:: Stated problem ::
Copy each line of the entries beneath that contains the word "every".

:: Exercise input ::
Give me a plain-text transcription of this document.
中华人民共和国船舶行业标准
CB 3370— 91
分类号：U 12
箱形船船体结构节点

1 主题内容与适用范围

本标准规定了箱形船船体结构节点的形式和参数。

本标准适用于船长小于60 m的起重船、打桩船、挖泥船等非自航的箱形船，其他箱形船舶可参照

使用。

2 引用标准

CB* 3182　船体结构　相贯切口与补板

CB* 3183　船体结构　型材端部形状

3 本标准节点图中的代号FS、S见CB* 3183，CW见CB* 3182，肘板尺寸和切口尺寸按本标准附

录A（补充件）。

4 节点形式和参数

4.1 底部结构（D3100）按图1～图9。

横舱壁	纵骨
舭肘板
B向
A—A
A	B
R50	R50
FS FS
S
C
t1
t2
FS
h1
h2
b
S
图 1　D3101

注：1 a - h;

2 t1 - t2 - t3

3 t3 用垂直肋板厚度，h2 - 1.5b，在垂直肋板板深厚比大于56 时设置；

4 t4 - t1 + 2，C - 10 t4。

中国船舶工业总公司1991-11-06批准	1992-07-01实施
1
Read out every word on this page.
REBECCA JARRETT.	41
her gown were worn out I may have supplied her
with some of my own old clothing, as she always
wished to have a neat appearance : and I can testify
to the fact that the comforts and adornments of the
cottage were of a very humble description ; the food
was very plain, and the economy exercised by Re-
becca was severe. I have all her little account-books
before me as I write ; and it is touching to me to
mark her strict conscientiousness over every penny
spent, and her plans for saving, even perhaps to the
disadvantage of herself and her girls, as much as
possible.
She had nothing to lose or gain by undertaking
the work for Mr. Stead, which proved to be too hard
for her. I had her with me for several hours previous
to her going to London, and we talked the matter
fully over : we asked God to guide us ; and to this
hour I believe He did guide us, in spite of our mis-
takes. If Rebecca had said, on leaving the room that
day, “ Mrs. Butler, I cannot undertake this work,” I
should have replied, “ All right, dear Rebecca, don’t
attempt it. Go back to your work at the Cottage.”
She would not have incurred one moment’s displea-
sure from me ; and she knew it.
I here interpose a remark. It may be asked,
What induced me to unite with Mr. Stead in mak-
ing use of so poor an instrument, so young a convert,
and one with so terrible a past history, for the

---

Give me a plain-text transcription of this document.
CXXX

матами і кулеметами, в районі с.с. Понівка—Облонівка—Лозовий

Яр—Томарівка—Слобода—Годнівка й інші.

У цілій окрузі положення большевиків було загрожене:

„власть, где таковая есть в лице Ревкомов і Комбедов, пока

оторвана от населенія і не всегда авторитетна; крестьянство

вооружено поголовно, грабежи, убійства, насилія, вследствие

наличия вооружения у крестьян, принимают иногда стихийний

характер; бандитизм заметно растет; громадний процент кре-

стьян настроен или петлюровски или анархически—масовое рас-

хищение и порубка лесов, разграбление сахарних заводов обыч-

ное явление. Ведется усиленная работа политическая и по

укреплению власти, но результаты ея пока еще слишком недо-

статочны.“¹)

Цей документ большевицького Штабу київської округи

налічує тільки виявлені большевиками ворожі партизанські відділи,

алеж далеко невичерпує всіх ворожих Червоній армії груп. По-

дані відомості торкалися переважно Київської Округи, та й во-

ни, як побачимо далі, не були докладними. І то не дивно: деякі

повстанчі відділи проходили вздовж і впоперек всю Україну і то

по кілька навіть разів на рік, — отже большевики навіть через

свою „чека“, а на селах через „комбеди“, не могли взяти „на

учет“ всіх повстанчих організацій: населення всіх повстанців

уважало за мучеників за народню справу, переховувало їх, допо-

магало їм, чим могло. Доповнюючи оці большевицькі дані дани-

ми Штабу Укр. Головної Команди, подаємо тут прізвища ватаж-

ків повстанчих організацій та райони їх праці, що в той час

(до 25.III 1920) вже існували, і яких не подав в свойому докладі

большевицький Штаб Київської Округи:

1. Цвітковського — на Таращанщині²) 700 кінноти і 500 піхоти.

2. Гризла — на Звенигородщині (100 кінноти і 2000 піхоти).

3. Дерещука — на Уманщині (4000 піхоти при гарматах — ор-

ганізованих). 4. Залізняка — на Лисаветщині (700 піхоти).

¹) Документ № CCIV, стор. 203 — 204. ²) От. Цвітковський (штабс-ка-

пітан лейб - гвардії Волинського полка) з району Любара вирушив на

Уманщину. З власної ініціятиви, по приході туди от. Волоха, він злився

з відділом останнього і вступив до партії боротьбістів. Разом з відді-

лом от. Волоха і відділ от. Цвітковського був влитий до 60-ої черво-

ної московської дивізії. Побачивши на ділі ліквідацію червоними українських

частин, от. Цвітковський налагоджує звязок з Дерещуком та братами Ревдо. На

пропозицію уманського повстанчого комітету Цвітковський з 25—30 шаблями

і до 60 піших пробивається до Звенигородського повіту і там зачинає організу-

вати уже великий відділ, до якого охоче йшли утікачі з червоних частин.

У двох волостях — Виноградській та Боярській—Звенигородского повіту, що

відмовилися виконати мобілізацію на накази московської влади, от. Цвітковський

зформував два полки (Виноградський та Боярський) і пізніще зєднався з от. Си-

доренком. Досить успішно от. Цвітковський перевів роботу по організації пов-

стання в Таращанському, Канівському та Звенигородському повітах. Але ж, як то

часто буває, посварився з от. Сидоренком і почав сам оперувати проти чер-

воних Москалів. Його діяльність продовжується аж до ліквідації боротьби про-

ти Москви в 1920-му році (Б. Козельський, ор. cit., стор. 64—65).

:: Solution for this task ::
Read out every word on this page.
mark her strict conscientiousness over every penny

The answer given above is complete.